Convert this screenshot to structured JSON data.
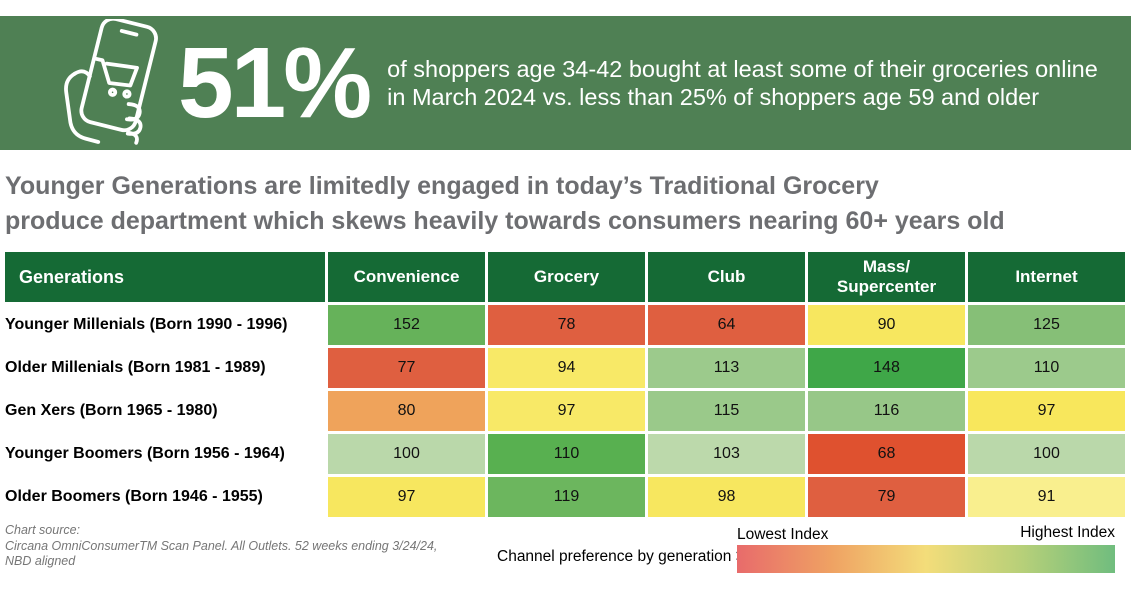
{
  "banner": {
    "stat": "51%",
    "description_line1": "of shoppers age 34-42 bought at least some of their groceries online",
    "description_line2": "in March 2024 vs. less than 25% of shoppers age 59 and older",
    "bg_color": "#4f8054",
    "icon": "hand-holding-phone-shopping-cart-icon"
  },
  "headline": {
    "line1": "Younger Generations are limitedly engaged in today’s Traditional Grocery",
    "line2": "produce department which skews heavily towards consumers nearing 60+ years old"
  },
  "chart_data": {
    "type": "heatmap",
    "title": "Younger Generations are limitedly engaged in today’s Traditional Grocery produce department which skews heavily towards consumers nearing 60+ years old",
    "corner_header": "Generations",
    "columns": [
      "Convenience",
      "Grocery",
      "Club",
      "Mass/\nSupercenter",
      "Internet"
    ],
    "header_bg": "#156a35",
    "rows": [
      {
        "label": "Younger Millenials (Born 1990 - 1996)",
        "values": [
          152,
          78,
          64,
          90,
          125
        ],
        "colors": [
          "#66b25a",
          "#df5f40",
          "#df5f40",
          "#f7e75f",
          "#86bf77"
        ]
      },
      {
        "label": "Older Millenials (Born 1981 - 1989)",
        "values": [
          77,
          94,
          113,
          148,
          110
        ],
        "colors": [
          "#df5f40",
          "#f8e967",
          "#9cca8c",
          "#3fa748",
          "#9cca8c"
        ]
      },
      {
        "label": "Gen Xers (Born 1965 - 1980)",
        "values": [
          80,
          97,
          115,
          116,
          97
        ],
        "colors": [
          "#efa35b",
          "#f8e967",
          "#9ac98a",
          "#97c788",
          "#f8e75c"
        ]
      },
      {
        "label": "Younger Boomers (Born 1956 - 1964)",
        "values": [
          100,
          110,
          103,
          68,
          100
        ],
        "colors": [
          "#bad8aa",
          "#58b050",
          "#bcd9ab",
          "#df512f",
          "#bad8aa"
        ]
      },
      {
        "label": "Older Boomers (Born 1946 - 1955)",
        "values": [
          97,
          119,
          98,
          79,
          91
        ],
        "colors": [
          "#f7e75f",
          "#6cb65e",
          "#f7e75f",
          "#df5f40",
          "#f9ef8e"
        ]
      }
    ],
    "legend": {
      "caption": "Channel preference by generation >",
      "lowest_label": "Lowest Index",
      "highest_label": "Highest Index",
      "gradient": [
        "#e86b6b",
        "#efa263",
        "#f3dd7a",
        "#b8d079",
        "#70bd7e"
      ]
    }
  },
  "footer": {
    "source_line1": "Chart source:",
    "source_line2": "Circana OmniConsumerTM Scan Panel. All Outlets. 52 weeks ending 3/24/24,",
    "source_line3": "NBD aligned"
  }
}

________________________________________

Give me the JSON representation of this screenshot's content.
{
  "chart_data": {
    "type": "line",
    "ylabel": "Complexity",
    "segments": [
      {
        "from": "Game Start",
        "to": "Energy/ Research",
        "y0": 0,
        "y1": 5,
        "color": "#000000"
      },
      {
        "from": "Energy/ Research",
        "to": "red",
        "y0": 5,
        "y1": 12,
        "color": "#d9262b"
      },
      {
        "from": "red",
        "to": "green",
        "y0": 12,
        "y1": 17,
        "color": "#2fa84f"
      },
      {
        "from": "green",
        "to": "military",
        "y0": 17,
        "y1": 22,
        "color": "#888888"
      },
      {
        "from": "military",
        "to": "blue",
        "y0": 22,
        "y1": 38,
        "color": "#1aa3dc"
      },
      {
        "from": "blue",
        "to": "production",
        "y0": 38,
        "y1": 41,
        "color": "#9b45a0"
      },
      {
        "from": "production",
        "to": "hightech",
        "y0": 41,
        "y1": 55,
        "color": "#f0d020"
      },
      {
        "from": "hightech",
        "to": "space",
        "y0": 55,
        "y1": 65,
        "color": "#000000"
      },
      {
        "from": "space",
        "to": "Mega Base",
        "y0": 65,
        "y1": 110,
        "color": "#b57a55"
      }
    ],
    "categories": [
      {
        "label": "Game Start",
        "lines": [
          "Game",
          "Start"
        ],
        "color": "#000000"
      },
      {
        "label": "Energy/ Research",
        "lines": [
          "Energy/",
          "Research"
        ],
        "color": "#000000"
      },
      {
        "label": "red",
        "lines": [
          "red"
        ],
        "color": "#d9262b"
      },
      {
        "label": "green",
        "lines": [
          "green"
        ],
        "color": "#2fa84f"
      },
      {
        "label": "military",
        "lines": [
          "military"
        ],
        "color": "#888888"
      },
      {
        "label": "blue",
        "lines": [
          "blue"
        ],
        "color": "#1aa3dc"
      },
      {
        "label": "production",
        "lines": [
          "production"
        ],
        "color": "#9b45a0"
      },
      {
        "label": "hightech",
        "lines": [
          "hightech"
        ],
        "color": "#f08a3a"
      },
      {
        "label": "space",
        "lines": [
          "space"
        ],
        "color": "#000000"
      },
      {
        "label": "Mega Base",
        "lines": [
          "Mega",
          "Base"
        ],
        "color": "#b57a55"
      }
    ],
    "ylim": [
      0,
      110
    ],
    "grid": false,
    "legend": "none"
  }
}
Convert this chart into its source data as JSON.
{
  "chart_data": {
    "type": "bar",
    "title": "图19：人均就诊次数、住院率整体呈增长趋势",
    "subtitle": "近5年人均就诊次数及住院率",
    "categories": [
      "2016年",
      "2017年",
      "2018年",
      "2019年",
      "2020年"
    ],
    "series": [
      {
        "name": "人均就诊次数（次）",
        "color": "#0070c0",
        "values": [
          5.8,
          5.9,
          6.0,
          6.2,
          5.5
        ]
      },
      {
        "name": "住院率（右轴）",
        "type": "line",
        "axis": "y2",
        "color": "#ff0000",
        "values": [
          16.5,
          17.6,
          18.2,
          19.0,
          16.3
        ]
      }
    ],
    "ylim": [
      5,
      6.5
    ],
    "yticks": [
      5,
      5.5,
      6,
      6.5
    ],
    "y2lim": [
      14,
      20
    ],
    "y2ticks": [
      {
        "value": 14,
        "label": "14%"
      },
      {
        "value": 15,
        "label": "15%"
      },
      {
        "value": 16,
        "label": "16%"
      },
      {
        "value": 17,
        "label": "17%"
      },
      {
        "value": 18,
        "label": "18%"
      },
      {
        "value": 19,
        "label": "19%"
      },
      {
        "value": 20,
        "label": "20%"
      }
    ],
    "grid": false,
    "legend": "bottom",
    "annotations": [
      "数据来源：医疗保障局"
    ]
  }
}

________________________________________

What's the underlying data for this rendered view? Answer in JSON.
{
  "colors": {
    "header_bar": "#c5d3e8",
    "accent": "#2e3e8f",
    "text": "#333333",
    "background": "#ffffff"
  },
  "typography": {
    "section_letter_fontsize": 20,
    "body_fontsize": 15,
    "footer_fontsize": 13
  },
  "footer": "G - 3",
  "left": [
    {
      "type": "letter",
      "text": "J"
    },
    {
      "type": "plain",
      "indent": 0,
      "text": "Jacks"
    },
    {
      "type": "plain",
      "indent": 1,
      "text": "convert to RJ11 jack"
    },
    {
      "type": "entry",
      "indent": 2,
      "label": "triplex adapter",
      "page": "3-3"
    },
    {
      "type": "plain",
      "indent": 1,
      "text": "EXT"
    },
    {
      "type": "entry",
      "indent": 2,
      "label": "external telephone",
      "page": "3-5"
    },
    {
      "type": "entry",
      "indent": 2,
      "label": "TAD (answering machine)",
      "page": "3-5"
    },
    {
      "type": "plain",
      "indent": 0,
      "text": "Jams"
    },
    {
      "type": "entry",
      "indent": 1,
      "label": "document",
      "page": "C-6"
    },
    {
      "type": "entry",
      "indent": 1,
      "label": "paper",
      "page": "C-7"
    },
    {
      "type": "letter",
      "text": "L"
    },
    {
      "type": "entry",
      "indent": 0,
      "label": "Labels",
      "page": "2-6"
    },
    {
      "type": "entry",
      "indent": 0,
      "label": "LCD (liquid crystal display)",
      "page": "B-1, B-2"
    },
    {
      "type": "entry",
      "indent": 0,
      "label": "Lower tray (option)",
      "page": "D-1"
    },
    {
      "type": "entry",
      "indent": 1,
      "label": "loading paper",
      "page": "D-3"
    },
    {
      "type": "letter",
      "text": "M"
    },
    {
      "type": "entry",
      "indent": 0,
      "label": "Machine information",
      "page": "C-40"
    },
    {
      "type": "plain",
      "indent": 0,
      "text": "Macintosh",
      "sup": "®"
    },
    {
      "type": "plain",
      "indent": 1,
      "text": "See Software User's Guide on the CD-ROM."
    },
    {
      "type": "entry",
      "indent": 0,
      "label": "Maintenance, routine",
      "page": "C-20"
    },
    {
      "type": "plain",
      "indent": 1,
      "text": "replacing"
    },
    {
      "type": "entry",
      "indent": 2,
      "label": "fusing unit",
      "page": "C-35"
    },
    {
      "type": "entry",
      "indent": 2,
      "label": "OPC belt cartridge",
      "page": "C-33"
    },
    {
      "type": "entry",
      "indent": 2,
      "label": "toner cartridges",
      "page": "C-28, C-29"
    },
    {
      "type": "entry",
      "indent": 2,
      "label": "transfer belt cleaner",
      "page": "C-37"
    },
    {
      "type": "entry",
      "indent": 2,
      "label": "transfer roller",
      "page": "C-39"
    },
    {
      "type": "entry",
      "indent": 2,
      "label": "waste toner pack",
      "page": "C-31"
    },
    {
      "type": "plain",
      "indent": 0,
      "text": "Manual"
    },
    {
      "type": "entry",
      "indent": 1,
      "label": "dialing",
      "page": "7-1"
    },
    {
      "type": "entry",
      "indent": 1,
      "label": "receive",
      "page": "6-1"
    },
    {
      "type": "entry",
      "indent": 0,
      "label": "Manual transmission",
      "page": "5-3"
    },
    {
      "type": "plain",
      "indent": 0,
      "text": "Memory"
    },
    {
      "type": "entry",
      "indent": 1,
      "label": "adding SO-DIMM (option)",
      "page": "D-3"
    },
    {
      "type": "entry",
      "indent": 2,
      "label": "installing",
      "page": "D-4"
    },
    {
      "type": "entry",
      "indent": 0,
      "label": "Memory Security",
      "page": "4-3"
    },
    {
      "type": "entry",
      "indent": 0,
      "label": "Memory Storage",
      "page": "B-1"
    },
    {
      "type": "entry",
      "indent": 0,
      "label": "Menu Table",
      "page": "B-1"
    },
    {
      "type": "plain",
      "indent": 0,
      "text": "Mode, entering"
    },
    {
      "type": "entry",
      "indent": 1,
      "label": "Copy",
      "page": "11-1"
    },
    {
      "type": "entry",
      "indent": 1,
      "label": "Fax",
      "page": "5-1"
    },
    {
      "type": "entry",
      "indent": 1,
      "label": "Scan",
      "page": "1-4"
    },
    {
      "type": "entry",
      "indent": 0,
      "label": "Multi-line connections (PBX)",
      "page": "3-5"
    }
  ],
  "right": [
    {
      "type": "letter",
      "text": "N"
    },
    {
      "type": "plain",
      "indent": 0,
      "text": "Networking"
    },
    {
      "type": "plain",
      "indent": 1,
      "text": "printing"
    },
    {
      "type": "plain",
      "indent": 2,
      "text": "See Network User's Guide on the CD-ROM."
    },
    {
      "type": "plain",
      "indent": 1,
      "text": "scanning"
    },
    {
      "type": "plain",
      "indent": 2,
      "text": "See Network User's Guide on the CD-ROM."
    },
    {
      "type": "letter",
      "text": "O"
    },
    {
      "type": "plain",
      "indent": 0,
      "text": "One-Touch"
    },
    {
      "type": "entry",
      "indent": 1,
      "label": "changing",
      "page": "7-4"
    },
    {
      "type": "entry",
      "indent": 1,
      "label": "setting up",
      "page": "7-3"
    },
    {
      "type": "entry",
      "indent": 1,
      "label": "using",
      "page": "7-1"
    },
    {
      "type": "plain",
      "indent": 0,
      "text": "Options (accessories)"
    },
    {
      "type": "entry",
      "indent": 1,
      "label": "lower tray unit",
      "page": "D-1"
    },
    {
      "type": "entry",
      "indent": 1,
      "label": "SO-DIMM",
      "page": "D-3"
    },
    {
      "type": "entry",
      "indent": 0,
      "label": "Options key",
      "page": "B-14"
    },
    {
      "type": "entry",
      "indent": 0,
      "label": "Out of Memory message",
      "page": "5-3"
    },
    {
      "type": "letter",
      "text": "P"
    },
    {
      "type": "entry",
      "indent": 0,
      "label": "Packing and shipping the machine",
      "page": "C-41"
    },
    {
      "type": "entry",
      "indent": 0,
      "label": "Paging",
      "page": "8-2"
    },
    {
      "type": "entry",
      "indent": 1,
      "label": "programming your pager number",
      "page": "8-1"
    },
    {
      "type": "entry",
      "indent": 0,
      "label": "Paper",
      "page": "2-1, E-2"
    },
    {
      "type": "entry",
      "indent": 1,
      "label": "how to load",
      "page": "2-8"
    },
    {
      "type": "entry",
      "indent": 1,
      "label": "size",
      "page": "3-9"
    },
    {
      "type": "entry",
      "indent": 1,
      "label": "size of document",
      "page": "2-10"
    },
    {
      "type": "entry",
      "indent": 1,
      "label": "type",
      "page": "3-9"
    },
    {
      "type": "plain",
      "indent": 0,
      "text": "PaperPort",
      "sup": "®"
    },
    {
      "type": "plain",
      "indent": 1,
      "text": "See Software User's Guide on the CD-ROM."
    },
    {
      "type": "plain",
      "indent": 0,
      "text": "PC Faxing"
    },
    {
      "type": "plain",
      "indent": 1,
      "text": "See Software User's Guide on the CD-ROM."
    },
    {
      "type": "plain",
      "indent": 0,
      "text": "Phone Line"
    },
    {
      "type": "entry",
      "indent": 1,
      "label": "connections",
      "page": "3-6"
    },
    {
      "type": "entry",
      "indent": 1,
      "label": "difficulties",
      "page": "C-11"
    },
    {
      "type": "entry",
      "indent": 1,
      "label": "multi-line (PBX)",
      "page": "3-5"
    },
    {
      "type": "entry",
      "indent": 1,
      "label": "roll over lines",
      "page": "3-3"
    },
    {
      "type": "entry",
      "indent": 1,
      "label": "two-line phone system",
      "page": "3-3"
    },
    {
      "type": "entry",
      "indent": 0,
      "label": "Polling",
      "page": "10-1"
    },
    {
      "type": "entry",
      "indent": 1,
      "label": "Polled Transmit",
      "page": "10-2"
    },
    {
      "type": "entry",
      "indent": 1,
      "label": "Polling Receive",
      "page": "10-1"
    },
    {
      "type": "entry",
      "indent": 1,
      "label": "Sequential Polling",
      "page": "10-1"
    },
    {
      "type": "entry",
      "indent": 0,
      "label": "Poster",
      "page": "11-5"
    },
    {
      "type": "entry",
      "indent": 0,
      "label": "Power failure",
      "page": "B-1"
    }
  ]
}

________________________________________

◆ What to work on ◆
From the data, list each line in which the string "Polling" appears.

◆ Solution below ◆
      "label": "Polling",
      "label": "Polling Receive",
      "label": "Sequential Polling",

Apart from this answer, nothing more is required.